▶ **Required task**: Write out each line beneath this one exactly as it reads.

▶ **Data to use**:
• • •

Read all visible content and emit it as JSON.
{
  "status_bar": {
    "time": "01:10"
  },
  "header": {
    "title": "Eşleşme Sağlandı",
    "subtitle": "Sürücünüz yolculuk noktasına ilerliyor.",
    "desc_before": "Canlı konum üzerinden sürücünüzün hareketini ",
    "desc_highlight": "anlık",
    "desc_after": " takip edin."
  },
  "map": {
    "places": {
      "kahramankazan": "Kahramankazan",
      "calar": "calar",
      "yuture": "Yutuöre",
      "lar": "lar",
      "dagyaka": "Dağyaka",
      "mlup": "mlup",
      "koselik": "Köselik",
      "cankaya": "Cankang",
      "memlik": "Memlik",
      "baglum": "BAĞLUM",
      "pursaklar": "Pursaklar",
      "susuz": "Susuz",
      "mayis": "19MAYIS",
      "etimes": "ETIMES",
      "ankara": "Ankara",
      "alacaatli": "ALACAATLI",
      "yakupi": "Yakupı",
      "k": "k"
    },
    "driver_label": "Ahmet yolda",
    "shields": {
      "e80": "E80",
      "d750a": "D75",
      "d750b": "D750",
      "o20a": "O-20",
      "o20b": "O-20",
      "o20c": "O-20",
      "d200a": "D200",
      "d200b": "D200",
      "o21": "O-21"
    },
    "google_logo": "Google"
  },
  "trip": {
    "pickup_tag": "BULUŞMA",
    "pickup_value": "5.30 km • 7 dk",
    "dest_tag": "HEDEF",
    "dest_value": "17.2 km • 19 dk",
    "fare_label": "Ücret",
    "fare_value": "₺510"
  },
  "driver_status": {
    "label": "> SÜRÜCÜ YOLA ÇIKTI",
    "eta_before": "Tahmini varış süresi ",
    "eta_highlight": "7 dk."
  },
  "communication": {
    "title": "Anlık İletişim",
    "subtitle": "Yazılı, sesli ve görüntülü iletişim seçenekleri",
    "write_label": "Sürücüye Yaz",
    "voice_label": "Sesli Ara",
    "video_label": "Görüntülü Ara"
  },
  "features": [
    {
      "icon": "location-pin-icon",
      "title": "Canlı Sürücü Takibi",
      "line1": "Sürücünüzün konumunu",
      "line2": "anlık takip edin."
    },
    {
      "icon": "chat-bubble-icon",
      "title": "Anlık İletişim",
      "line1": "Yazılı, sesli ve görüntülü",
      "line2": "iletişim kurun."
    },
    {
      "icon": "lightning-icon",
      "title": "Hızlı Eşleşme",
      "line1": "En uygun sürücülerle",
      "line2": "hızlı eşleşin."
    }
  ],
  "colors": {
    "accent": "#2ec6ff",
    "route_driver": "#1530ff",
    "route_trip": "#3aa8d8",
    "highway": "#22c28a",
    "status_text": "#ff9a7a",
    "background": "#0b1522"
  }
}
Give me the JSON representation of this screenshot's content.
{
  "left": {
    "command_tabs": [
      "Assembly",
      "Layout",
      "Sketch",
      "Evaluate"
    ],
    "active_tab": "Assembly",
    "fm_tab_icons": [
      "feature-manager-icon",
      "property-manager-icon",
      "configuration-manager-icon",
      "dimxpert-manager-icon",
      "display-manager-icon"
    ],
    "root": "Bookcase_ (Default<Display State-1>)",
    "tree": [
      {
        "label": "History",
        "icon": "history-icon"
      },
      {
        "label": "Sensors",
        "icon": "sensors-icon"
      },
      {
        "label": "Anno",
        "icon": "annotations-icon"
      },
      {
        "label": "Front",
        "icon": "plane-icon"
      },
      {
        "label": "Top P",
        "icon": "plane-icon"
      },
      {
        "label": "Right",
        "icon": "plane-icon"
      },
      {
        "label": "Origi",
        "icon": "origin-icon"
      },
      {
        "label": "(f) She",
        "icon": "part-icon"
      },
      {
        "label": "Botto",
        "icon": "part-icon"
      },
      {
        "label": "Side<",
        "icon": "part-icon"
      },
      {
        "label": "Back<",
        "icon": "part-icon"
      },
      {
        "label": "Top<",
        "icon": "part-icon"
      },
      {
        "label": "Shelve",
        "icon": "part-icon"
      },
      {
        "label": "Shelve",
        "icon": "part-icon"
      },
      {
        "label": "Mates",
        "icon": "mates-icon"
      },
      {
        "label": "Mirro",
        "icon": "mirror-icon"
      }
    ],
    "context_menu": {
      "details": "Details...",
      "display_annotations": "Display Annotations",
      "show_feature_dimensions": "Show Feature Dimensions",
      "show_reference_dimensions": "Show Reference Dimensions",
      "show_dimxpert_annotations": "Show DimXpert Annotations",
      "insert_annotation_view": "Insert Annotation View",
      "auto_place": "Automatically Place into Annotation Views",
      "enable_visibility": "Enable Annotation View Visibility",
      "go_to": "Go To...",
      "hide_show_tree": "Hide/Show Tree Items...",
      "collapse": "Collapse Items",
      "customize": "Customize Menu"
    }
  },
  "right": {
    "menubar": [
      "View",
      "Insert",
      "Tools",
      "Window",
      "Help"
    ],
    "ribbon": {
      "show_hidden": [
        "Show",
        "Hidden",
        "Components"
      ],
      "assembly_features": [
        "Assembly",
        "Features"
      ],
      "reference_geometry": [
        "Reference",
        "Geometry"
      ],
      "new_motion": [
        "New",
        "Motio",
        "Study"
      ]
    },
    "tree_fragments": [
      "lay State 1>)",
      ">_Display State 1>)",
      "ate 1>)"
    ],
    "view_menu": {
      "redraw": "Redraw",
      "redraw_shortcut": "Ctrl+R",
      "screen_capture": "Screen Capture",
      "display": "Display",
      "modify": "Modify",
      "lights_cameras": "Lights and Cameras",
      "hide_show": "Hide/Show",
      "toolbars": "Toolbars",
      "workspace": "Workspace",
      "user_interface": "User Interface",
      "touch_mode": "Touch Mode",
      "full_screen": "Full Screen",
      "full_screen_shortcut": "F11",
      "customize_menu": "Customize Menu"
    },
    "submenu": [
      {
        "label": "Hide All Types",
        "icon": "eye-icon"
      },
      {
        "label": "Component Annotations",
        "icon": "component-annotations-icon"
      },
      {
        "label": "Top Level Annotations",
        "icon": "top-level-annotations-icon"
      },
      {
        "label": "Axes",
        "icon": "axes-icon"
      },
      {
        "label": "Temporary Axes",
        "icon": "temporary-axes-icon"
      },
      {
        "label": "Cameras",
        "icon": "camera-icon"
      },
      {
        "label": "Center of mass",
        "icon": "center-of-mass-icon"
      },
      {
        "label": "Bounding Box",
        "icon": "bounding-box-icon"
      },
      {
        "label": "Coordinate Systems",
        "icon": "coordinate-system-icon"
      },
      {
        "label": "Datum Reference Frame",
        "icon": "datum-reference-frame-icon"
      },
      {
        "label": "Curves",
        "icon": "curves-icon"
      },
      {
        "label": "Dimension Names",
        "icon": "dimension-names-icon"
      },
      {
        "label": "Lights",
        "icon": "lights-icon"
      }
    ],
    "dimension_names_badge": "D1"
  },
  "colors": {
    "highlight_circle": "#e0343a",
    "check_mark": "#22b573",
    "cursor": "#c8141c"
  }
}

• • •

▶ **Written response**:
Read all visible content and emit it as JSON.
{
  "status_bar": {
    "time": "01:10"
  },
  "header": {
    "title": "Eşleşme Sağlandı",
    "subtitle": "Sürücünüz yolculuk noktasına ilerliyor.",
    "desc_before": "Canlı konum üzerinden sürücünüzün hareketini ",
    "desc_highlight": "anlık",
    "desc_after": " takip edin."
  },
  "map": {
    "places": {
      "kahramankazan": "Kahramankazan",
      "calar": "calar",
      "yuture": "Yutuöre",
      "lar": "lar",
      "dagyaka": "Dağyaka",
      "mlup": "mlup",
      "koselik": "Köselik",
      "cankaya": "Cankang",
      "memlik": "Memlik",
      "baglum": "BAĞLUM",
      "pursaklar": "Pursaklar",
      "susuz": "Susuz",
      "mayis": "19MAYIS",
      "etimes": "ETIMES",
      "ankara": "Ankara",
      "alacaatli": "ALACAATLI",
      "yakupi": "Yakupı",
      "k": "k"
    },
    "driver_label": "Ahmet yolda",
    "shields": {
      "e80": "E80",
      "d750a": "D75",
      "d750b": "D750",
      "o20a": "O-20",
      "o20b": "O-20",
      "o20c": "O-20",
      "d200a": "D200",
      "d200b": "D200",
      "o21": "O-21"
    },
    "google_logo": "Google"
  },
  "trip": {
    "pickup_tag": "BULUŞMA",
    "pickup_value": "5.30 km • 7 dk",
    "dest_tag": "HEDEF",
    "dest_value": "17.2 km • 19 dk",
    "fare_label": "Ücret",
    "fare_value": "₺510"
  },
  "driver_status": {
    "label": "> SÜRÜCÜ YOLA ÇIKTI",
    "eta_before": "Tahmini varış süresi ",
    "eta_highlight": "7 dk."
  },
  "communication": {
    "title": "Anlık İletişim",
    "subtitle": "Yazılı, sesli ve görüntülü iletişim seçenekleri",
    "write_label": "Sürücüye Yaz",
    "voice_label": "Sesli Ara",
    "video_label": "Görüntülü Ara"
  },
  "features": [
    {
      "icon": "location-pin-icon",
      "title": "Canlı Sürücü Takibi",
      "line1": "Sürücünüzün konumunu",
      "line2": "anlık takip edin."
    },
    {
      "icon": "chat-bubble-icon",
      "title": "Anlık İletişim",
      "line1": "Yazılı, sesli ve görüntülü",
      "line2": "iletişim kurun."
    },
    {
      "icon": "lightning-icon",
      "title": "Hızlı Eşleşme",
      "line1": "En uygun sürücülerle",
      "line2": "hızlı eşleşin."
    }
  ],
  "colors": {
    "accent": "#2ec6ff",
    "route_driver": "#1530ff",
    "route_trip": "#3aa8d8",
    "highway": "#22c28a",
    "status_text": "#ff9a7a",
    "background": "#0b1522"
  }
}
Give me the JSON representation of this screenshot's content.
{
  "left": {
    "command_tabs": [
      "Assembly",
      "Layout",
      "Sketch",
      "Evaluate"
    ],
    "active_tab": "Assembly",
    "fm_tab_icons": [
      "feature-manager-icon",
      "property-manager-icon",
      "configuration-manager-icon",
      "dimxpert-manager-icon",
      "display-manager-icon"
    ],
    "root": "Bookcase_ (Default<Display State-1>)",
    "tree": [
      {
        "label": "History",
        "icon": "history-icon"
      },
      {
        "label": "Sensors",
        "icon": "sensors-icon"
      },
      {
        "label": "Anno",
        "icon": "annotations-icon"
      },
      {
        "label": "Front",
        "icon": "plane-icon"
      },
      {
        "label": "Top P",
        "icon": "plane-icon"
      },
      {
        "label": "Right",
        "icon": "plane-icon"
      },
      {
        "label": "Origi",
        "icon": "origin-icon"
      },
      {
        "label": "(f) She",
        "icon": "part-icon"
      },
      {
        "label": "Botto",
        "icon": "part-icon"
      },
      {
        "label": "Side<",
        "icon": "part-icon"
      },
      {
        "label": "Back<",
        "icon": "part-icon"
      },
      {
        "label": "Top<",
        "icon": "part-icon"
      },
      {
        "label": "Shelve",
        "icon": "part-icon"
      },
      {
        "label": "Shelve",
        "icon": "part-icon"
      },
      {
        "label": "Mates",
        "icon": "mates-icon"
      },
      {
        "label": "Mirro",
        "icon": "mirror-icon"
      }
    ],
    "context_menu": {
      "details": "Details...",
      "display_annotations": "Display Annotations",
      "show_feature_dimensions": "Show Feature Dimensions",
      "show_reference_dimensions": "Show Reference Dimensions",
      "show_dimxpert_annotations": "Show DimXpert Annotations",
      "insert_annotation_view": "Insert Annotation View",
      "auto_place": "Automatically Place into Annotation Views",
      "enable_visibility": "Enable Annotation View Visibility",
      "go_to": "Go To...",
      "hide_show_tree": "Hide/Show Tree Items...",
      "collapse": "Collapse Items",
      "customize": "Customize Menu"
    }
  },
  "right": {
    "menubar": [
      "View",
      "Insert",
      "Tools",
      "Window",
      "Help"
    ],
    "ribbon": {
      "show_hidden": [
        "Show",
        "Hidden",
        "Components"
      ],
      "assembly_features": [
        "Assembly",
        "Features"
      ],
      "reference_geometry": [
        "Reference",
        "Geometry"
      ],
      "new_motion": [
        "New",
        "Motio",
        "Study"
      ]
    },
    "tree_fragments": [
      "lay State 1>)",
      ">_Display State 1>)",
      "ate 1>)"
    ],
    "view_menu": {
      "redraw": "Redraw",
      "redraw_shortcut": "Ctrl+R",
      "screen_capture": "Screen Capture",
      "display": "Display",
      "modify": "Modify",
      "lights_cameras": "Lights and Cameras",
      "hide_show": "Hide/Show",
      "toolbars": "Toolbars",
      "workspace": "Workspace",
      "user_interface": "User Interface",
      "touch_mode": "Touch Mode",
      "full_screen": "Full Screen",
      "full_screen_shortcut": "F11",
      "customize_menu": "Customize Menu"
    },
    "submenu": [
      {
        "label": "Hide All Types",
        "icon": "eye-icon"
      },
      {
        "label": "Component Annotations",
        "icon": "component-annotations-icon"
      },
      {
        "label": "Top Level Annotations",
        "icon": "top-level-annotations-icon"
      },
      {
        "label": "Axes",
        "icon": "axes-icon"
      },
      {
        "label": "Temporary Axes",
        "icon": "temporary-axes-icon"
      },
      {
        "label": "Cameras",
        "icon": "camera-icon"
      },
      {
        "label": "Center of mass",
        "icon": "center-of-mass-icon"
      },
      {
        "label": "Bounding Box",
        "icon": "bounding-box-icon"
      },
      {
        "label": "Coordinate Systems",
        "icon": "coordinate-system-icon"
      },
      {
        "label": "Datum Reference Frame",
        "icon": "datum-reference-frame-icon"
      },
      {
        "label": "Curves",
        "icon": "curves-icon"
      },
      {
        "label": "Dimension Names",
        "icon": "dimension-names-icon"
      },
      {
        "label": "Lights",
        "icon": "lights-icon"
      }
    ],
    "dimension_names_badge": "D1"
  },
  "colors": {
    "highlight_circle": "#e0343a",
    "check_mark": "#22b573",
    "cursor": "#c8141c"
  }
}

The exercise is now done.